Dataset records
================
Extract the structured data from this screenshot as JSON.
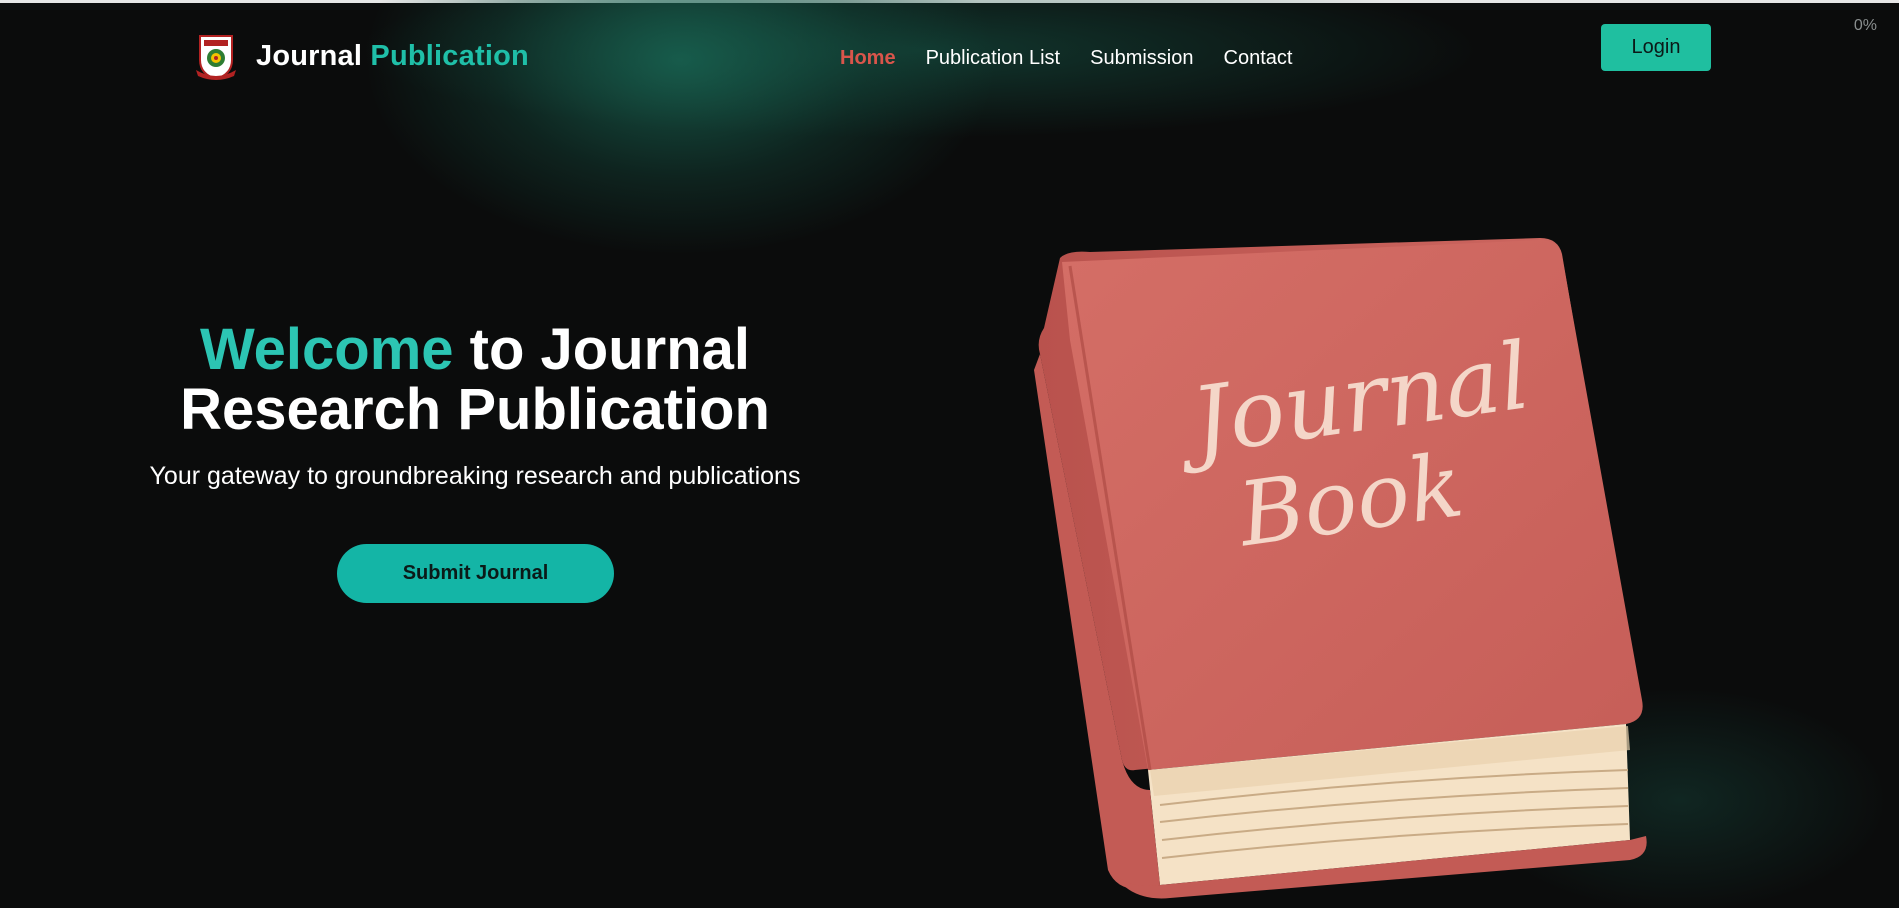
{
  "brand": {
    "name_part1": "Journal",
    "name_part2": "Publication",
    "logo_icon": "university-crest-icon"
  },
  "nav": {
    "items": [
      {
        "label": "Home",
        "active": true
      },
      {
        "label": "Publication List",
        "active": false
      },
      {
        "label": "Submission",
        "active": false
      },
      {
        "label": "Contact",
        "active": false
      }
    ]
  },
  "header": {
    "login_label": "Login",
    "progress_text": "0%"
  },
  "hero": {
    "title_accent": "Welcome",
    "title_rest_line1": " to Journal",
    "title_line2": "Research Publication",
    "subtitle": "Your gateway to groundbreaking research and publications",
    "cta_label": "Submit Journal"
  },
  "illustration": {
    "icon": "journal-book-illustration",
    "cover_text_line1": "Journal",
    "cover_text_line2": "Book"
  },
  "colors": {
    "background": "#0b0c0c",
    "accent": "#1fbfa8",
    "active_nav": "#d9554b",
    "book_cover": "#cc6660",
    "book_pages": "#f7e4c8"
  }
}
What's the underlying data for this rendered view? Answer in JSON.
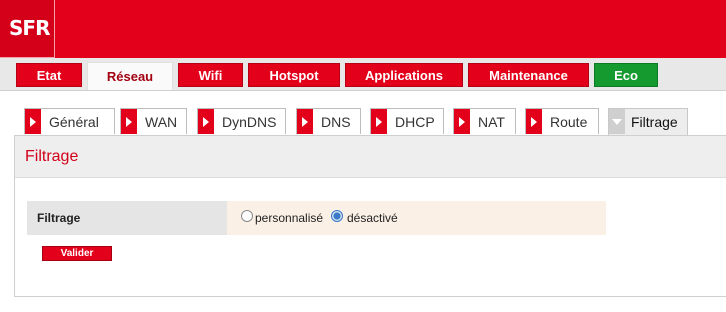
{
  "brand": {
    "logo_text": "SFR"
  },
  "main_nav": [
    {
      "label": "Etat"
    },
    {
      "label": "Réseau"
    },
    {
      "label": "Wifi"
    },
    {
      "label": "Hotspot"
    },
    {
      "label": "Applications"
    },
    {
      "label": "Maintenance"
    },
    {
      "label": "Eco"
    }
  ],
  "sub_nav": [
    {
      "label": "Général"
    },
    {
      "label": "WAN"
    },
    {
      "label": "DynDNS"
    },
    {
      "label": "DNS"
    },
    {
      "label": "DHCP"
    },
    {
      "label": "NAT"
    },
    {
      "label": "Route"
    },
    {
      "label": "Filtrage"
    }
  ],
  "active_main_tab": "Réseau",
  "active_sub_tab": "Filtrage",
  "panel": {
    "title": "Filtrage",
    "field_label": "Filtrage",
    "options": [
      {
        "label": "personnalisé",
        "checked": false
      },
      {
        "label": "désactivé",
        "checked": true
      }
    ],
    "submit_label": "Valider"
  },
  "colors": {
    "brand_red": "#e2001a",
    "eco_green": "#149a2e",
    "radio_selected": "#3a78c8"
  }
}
================
**Job**.
Pick out all lines from the data above in which the word "JSON" appears.

**Solution to this exercise**.
Extract the structured data from this screenshot as JSON.
What's the underlying data for this rendered view? Answer in JSON.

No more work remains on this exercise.